Exercise aim ->
Note each line of the listing that contains the string "hosts", and copy it.

Record set ->
* start *

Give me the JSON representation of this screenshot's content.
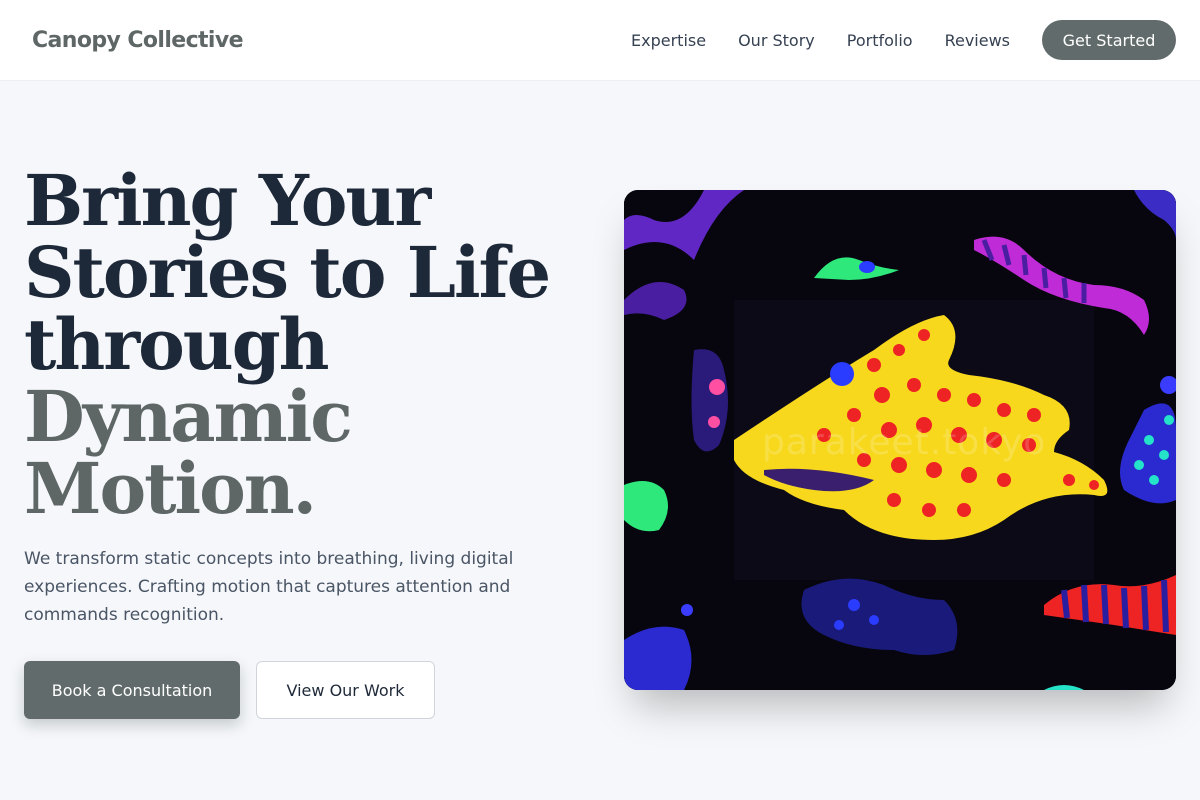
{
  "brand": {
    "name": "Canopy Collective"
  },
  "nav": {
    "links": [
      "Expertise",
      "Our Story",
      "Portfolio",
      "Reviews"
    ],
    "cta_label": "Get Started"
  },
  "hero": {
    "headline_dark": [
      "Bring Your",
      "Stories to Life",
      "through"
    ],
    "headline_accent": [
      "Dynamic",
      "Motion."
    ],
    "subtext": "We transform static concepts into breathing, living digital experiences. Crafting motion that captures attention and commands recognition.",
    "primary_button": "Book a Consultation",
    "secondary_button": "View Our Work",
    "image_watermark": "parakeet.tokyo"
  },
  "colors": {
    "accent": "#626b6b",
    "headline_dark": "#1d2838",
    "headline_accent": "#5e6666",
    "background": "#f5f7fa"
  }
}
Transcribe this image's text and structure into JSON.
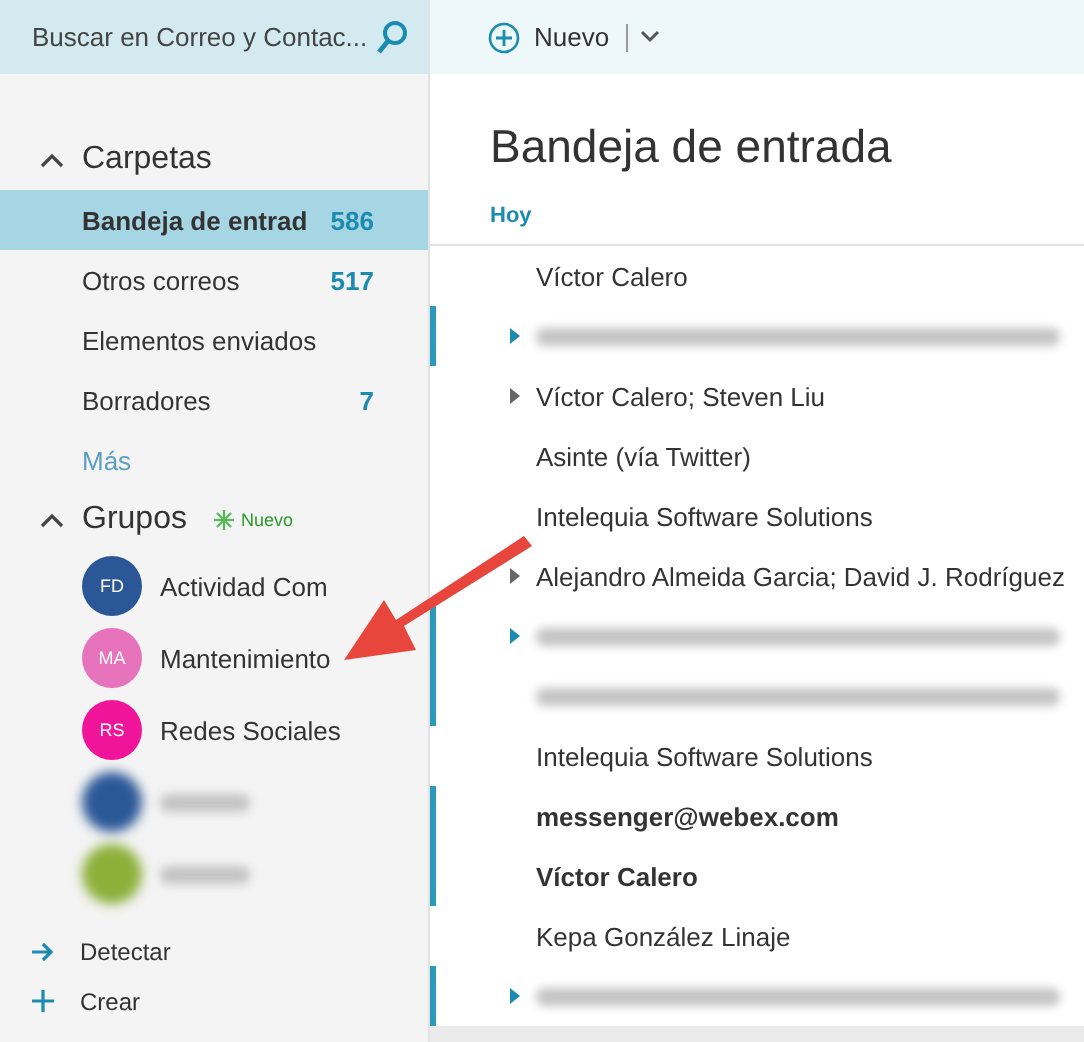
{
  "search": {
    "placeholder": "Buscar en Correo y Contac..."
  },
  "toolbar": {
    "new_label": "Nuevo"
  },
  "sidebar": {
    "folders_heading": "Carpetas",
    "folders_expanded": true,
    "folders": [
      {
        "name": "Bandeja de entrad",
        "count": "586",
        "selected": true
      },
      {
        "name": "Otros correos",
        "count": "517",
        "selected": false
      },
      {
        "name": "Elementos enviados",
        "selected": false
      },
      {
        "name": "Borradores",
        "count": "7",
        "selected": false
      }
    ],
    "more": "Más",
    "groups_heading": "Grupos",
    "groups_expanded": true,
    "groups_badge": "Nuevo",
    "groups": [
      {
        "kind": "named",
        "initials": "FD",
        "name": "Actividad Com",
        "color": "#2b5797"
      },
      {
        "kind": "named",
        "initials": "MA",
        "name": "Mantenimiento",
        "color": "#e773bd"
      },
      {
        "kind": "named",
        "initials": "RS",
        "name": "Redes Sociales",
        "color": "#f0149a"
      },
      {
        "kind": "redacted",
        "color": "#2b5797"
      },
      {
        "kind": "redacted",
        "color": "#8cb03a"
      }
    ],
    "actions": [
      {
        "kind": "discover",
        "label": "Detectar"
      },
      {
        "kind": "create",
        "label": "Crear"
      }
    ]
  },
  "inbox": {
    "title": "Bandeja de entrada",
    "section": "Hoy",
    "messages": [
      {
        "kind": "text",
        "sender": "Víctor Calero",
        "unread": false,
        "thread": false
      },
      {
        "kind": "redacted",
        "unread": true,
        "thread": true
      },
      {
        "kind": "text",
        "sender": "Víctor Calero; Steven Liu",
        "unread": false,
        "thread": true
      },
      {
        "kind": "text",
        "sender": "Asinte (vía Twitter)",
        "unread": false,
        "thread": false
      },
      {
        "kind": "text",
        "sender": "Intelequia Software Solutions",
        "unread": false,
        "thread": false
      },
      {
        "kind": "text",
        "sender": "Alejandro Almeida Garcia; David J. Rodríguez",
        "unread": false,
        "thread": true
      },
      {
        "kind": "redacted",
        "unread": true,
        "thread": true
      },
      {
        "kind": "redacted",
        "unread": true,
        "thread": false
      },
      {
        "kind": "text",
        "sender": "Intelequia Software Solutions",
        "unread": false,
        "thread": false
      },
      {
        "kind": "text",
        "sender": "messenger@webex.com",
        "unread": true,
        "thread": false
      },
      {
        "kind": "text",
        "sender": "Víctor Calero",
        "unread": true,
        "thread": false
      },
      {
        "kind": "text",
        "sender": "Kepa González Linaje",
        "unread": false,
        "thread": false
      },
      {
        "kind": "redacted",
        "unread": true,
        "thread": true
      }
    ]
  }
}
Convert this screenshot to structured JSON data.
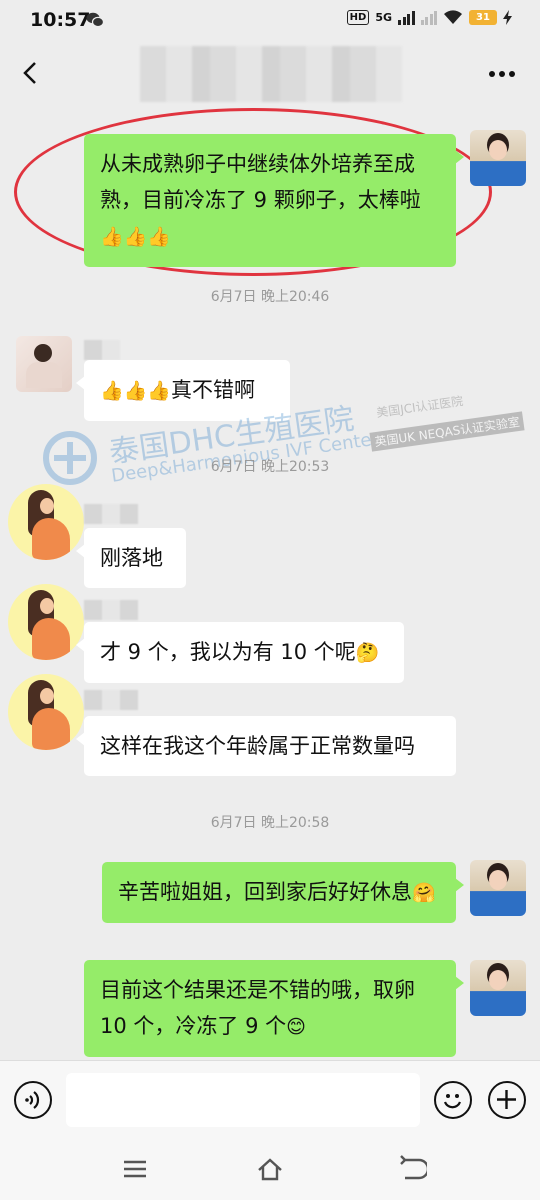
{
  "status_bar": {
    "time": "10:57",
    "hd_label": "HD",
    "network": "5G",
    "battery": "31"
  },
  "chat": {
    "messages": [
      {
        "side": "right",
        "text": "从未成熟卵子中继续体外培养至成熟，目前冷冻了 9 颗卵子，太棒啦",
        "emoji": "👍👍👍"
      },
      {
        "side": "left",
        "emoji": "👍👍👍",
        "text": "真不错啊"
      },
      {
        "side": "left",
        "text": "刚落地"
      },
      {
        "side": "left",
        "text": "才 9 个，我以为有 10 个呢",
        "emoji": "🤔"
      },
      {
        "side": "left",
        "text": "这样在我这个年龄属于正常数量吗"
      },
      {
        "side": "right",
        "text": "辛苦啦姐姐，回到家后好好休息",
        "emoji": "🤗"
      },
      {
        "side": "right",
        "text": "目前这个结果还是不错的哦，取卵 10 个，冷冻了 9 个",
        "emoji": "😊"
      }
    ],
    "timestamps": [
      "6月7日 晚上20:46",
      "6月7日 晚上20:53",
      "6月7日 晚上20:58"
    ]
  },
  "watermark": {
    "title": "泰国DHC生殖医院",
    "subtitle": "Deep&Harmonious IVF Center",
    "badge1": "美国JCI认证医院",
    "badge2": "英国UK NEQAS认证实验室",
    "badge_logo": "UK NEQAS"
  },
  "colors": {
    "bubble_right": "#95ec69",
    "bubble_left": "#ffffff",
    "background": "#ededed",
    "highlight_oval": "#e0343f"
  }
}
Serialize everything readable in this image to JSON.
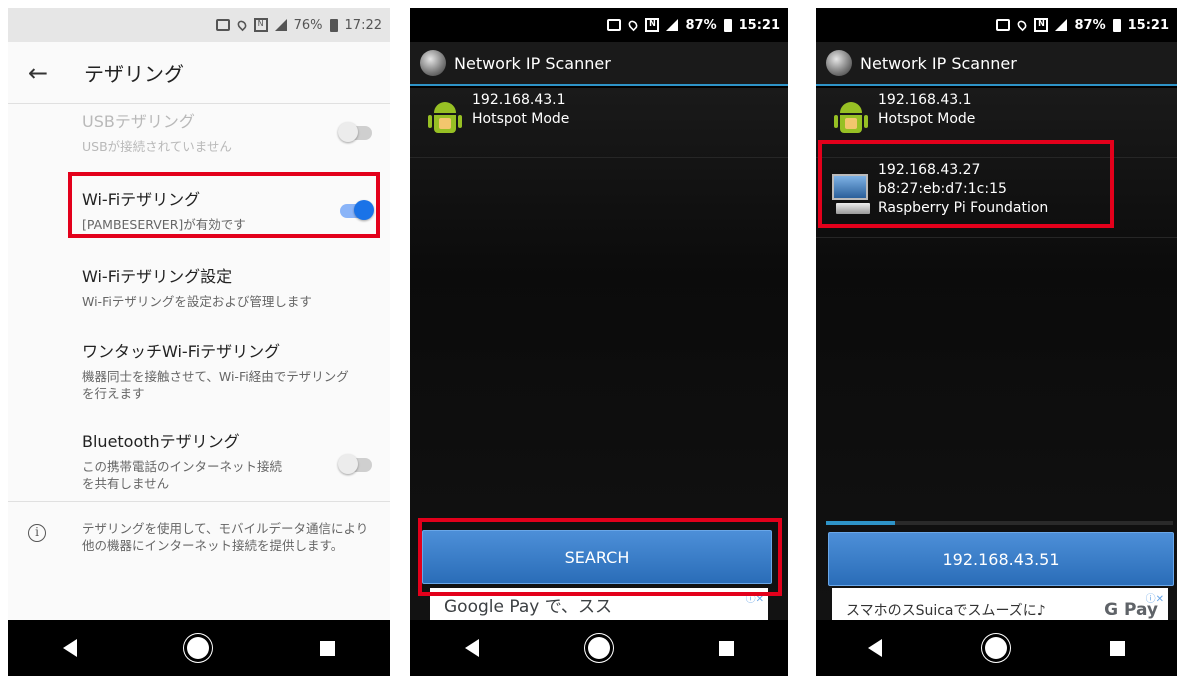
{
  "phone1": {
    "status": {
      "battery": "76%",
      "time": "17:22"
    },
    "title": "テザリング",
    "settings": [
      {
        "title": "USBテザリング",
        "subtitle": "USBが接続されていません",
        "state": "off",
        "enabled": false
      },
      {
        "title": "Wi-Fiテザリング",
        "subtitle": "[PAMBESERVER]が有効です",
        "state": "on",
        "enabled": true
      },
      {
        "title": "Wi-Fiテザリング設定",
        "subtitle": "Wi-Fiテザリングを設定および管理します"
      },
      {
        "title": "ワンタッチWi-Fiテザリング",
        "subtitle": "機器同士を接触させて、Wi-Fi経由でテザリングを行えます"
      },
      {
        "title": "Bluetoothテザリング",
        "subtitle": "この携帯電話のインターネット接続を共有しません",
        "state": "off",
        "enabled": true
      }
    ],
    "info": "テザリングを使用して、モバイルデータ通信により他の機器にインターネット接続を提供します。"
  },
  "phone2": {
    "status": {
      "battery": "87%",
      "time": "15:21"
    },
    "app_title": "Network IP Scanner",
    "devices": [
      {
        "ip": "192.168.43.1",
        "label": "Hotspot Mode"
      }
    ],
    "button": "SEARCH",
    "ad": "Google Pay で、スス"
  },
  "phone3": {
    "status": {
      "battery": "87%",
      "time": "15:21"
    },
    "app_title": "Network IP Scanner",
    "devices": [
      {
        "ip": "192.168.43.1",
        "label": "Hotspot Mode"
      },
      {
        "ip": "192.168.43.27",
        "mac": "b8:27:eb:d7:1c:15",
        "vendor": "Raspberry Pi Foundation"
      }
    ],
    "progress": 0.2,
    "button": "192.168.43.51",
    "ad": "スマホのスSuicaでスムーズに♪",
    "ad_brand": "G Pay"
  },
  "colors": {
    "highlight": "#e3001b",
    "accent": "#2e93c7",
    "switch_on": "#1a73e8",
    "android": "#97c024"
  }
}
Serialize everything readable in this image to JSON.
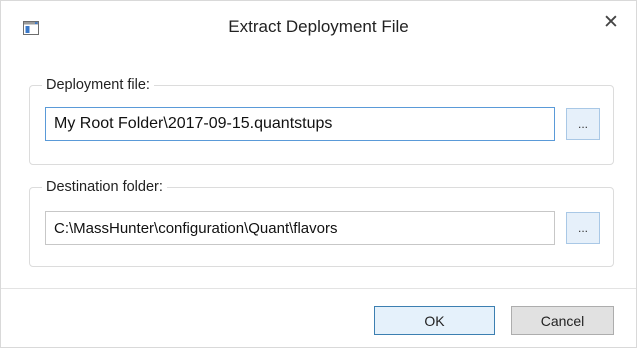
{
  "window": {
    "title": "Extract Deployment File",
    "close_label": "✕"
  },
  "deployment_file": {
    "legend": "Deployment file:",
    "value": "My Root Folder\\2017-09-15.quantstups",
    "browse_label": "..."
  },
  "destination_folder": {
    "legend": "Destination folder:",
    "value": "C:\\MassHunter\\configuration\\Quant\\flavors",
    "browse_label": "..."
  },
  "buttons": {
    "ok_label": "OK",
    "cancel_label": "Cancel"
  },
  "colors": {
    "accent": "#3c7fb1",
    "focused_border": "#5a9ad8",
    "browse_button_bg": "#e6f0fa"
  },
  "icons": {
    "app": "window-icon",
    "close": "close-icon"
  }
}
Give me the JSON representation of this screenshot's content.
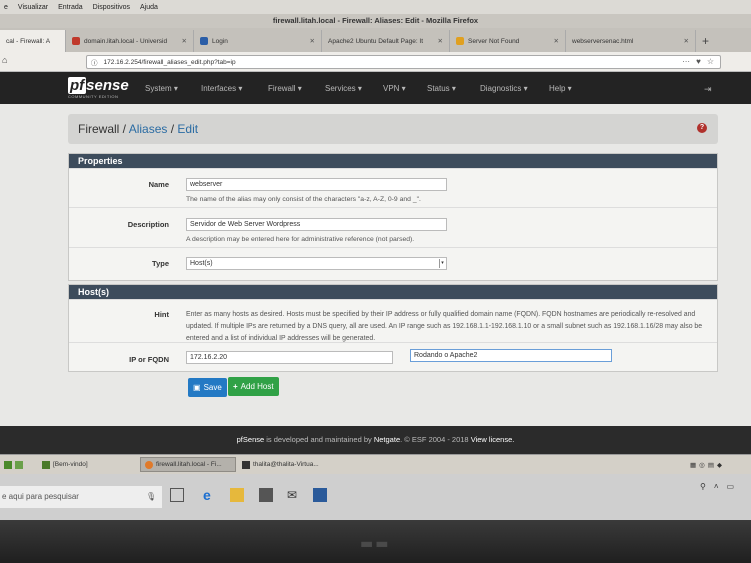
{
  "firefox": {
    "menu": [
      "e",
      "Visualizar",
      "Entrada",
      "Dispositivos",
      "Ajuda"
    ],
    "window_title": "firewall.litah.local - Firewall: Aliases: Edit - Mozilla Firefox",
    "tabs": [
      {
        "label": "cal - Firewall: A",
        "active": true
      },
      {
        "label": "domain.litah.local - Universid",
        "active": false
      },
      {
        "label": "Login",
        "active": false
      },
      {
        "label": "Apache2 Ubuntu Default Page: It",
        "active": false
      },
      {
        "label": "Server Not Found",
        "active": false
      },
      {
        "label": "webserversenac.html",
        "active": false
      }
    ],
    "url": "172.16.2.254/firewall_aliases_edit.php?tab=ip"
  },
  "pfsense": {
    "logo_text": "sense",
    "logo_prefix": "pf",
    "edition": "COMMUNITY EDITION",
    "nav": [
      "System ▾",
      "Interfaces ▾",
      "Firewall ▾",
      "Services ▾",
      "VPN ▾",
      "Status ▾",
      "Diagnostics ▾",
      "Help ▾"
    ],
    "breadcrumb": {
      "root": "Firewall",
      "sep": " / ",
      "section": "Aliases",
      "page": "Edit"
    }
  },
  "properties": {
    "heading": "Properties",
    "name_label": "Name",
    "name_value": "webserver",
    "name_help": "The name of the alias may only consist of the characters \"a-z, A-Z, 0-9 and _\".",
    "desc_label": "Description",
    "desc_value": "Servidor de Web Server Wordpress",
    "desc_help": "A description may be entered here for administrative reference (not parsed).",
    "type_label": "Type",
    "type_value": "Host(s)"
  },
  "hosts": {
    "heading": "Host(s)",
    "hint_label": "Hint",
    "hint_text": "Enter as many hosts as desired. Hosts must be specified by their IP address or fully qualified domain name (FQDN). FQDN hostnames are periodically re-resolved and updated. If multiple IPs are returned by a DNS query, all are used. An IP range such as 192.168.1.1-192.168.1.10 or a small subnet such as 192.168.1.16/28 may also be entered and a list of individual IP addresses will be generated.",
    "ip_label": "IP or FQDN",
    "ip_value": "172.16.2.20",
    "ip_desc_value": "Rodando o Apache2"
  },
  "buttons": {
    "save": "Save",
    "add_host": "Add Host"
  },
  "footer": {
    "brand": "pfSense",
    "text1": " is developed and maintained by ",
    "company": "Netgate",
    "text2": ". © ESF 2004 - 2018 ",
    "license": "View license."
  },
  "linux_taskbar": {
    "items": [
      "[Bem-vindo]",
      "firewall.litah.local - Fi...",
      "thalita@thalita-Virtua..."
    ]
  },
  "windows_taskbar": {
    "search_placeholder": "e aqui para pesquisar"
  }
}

* end *

Output of the exercise ->
  "hosts": {
    "hint_text": "Enter as many hosts as desired. Hosts must be specified by their IP address or fully qualified domain name (FQDN). FQDN hostnames are periodically re-resolved and updated. If multiple IPs are returned by a DNS query, all are used. An IP range such as 192.168.1.1-192.168.1.10 or a small subnet such as 192.168.1.16/28 may also be entered and a list of individual IP addresses will be generated.",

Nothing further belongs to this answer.